Items listed in a dataset
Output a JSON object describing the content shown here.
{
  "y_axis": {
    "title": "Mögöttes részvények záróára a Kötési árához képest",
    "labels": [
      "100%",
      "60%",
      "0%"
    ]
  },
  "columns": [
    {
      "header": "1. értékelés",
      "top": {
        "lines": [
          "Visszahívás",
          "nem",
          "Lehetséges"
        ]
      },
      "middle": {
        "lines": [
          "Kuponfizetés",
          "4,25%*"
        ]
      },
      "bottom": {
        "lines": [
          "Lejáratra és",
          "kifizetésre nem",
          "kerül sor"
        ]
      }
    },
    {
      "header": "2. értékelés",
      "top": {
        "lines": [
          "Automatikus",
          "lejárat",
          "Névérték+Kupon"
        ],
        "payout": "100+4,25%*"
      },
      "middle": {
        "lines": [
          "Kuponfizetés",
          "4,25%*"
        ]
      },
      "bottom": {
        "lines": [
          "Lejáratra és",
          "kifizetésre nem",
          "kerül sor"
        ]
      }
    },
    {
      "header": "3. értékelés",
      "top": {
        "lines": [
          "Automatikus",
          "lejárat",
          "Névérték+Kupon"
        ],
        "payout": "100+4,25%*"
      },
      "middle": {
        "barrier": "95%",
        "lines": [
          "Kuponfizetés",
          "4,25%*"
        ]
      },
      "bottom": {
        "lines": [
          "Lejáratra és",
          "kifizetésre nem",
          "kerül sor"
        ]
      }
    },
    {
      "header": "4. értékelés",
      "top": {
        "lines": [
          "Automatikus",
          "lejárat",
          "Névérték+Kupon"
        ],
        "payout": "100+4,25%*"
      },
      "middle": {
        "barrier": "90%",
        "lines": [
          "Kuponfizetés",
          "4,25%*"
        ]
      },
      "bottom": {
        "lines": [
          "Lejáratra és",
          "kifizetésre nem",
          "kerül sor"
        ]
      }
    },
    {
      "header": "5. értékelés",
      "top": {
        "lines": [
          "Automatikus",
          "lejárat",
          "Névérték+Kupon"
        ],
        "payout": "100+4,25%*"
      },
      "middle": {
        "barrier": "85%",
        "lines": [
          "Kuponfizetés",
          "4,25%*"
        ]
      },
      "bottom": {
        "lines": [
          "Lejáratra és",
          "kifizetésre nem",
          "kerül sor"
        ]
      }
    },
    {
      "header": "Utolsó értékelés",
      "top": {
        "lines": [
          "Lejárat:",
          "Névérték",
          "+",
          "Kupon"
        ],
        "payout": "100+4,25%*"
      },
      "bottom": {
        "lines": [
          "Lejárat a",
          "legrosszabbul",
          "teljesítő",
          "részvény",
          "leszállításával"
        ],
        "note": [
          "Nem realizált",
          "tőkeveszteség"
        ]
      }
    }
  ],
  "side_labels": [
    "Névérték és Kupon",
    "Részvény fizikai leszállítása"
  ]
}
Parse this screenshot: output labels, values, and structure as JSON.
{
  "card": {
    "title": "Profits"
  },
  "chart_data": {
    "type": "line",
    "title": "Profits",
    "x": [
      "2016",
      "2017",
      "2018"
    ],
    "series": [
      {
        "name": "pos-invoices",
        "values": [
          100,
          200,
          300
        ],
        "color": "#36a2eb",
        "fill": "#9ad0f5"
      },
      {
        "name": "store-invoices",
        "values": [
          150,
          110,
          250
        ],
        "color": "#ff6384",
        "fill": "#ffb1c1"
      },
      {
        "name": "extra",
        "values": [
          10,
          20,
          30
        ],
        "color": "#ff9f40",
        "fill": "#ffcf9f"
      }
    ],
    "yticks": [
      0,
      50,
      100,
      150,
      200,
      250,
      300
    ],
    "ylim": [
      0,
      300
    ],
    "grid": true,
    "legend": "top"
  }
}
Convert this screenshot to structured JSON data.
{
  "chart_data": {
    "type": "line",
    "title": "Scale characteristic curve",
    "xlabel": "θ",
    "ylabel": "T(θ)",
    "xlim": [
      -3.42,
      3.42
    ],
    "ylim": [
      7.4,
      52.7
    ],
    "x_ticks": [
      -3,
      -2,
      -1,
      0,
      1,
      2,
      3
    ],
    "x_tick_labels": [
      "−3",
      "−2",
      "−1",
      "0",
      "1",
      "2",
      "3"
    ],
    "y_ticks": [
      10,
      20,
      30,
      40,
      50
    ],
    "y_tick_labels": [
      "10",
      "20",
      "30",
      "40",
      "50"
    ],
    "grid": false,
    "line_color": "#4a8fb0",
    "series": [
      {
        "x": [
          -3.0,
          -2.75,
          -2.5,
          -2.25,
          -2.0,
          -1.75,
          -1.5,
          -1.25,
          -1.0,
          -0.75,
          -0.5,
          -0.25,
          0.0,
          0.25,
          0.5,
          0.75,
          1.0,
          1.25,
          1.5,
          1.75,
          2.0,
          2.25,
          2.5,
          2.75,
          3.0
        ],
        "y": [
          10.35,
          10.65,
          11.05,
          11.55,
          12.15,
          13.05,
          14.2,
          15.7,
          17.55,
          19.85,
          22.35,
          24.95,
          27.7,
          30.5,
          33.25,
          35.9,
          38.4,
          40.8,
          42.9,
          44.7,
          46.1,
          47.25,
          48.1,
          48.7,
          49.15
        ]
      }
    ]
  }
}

_THE REQUEST_.
Copy down every line of the material above that includes the string "name".

_EXERCISE SOLUTION_.
        "name": "pos-invoices",
        "name": "store-invoices",
        "name": "extra",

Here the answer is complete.